→ Instructions for the task
Output each line of the material exactly as it stands.

Data items:
■ ■ ■ ■ ■

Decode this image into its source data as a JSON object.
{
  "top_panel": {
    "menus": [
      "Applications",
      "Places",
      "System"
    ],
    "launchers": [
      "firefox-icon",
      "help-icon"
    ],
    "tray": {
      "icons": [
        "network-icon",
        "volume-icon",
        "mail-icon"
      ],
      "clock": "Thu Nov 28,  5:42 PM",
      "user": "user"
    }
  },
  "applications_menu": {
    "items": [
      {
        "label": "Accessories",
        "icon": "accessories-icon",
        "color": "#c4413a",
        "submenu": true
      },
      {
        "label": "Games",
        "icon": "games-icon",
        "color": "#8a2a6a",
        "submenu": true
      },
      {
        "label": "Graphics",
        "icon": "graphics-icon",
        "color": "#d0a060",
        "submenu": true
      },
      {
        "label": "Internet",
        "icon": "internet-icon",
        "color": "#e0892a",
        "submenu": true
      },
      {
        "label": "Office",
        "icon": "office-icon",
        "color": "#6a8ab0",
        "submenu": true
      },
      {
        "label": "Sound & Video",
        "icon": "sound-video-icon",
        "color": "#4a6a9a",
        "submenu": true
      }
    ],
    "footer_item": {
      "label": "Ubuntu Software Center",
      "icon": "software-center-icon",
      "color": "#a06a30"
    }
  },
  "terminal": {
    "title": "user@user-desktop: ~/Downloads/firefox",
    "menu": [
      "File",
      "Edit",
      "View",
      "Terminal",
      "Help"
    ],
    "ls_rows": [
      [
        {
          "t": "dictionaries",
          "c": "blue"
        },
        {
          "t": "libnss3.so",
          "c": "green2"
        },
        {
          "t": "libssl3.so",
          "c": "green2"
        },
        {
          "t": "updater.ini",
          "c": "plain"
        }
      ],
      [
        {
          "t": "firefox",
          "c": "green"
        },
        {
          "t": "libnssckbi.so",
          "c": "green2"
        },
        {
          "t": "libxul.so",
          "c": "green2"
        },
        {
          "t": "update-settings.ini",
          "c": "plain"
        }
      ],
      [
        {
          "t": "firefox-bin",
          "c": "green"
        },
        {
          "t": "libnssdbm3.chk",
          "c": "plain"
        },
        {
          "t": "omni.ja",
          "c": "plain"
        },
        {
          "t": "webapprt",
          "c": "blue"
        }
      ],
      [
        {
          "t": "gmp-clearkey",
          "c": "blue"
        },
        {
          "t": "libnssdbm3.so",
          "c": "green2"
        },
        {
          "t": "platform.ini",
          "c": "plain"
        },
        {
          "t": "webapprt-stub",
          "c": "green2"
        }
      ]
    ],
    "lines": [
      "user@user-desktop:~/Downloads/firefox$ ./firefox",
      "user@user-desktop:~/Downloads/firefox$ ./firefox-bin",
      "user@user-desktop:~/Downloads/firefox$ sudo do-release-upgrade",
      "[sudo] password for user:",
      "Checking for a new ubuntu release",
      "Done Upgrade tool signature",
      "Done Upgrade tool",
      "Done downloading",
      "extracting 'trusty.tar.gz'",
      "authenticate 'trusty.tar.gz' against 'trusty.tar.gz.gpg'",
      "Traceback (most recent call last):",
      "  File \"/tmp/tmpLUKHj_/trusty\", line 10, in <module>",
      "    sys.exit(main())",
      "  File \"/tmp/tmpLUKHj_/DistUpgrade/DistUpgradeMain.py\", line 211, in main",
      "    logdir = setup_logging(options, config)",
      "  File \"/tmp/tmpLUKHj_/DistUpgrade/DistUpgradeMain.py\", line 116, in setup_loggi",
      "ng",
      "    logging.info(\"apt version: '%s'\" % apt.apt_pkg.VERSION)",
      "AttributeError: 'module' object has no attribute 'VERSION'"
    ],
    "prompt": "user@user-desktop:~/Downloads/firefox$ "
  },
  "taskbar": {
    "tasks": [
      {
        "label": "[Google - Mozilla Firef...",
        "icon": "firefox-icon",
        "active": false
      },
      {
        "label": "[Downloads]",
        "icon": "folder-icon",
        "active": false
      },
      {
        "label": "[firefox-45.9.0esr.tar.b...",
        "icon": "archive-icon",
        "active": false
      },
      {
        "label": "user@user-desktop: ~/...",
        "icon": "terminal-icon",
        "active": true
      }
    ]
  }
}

■ ■ ■ ■ ■

→ The response
Decode this image into its source data as a JSON object.
{
  "top_panel": {
    "menus": [
      "Applications",
      "Places",
      "System"
    ],
    "launchers": [
      "firefox-icon",
      "help-icon"
    ],
    "tray": {
      "icons": [
        "network-icon",
        "volume-icon",
        "mail-icon"
      ],
      "clock": "Thu Nov 28,  5:42 PM",
      "user": "user"
    }
  },
  "applications_menu": {
    "items": [
      {
        "label": "Accessories",
        "icon": "accessories-icon",
        "color": "#c4413a",
        "submenu": true
      },
      {
        "label": "Games",
        "icon": "games-icon",
        "color": "#8a2a6a",
        "submenu": true
      },
      {
        "label": "Graphics",
        "icon": "graphics-icon",
        "color": "#d0a060",
        "submenu": true
      },
      {
        "label": "Internet",
        "icon": "internet-icon",
        "color": "#e0892a",
        "submenu": true
      },
      {
        "label": "Office",
        "icon": "office-icon",
        "color": "#6a8ab0",
        "submenu": true
      },
      {
        "label": "Sound & Video",
        "icon": "sound-video-icon",
        "color": "#4a6a9a",
        "submenu": true
      }
    ],
    "footer_item": {
      "label": "Ubuntu Software Center",
      "icon": "software-center-icon",
      "color": "#a06a30"
    }
  },
  "terminal": {
    "title": "user@user-desktop: ~/Downloads/firefox",
    "menu": [
      "File",
      "Edit",
      "View",
      "Terminal",
      "Help"
    ],
    "ls_rows": [
      [
        {
          "t": "dictionaries",
          "c": "blue"
        },
        {
          "t": "libnss3.so",
          "c": "green2"
        },
        {
          "t": "libssl3.so",
          "c": "green2"
        },
        {
          "t": "updater.ini",
          "c": "plain"
        }
      ],
      [
        {
          "t": "firefox",
          "c": "green"
        },
        {
          "t": "libnssckbi.so",
          "c": "green2"
        },
        {
          "t": "libxul.so",
          "c": "green2"
        },
        {
          "t": "update-settings.ini",
          "c": "plain"
        }
      ],
      [
        {
          "t": "firefox-bin",
          "c": "green"
        },
        {
          "t": "libnssdbm3.chk",
          "c": "plain"
        },
        {
          "t": "omni.ja",
          "c": "plain"
        },
        {
          "t": "webapprt",
          "c": "blue"
        }
      ],
      [
        {
          "t": "gmp-clearkey",
          "c": "blue"
        },
        {
          "t": "libnssdbm3.so",
          "c": "green2"
        },
        {
          "t": "platform.ini",
          "c": "plain"
        },
        {
          "t": "webapprt-stub",
          "c": "green2"
        }
      ]
    ],
    "lines": [
      "user@user-desktop:~/Downloads/firefox$ ./firefox",
      "user@user-desktop:~/Downloads/firefox$ ./firefox-bin",
      "user@user-desktop:~/Downloads/firefox$ sudo do-release-upgrade",
      "[sudo] password for user:",
      "Checking for a new ubuntu release",
      "Done Upgrade tool signature",
      "Done Upgrade tool",
      "Done downloading",
      "extracting 'trusty.tar.gz'",
      "authenticate 'trusty.tar.gz' against 'trusty.tar.gz.gpg'",
      "Traceback (most recent call last):",
      "  File \"/tmp/tmpLUKHj_/trusty\", line 10, in <module>",
      "    sys.exit(main())",
      "  File \"/tmp/tmpLUKHj_/DistUpgrade/DistUpgradeMain.py\", line 211, in main",
      "    logdir = setup_logging(options, config)",
      "  File \"/tmp/tmpLUKHj_/DistUpgrade/DistUpgradeMain.py\", line 116, in setup_loggi",
      "ng",
      "    logging.info(\"apt version: '%s'\" % apt.apt_pkg.VERSION)",
      "AttributeError: 'module' object has no attribute 'VERSION'"
    ],
    "prompt": "user@user-desktop:~/Downloads/firefox$ "
  },
  "taskbar": {
    "tasks": [
      {
        "label": "[Google - Mozilla Firef...",
        "icon": "firefox-icon",
        "active": false
      },
      {
        "label": "[Downloads]",
        "icon": "folder-icon",
        "active": false
      },
      {
        "label": "[firefox-45.9.0esr.tar.b...",
        "icon": "archive-icon",
        "active": false
      },
      {
        "label": "user@user-desktop: ~/...",
        "icon": "terminal-icon",
        "active": true
      }
    ]
  }
}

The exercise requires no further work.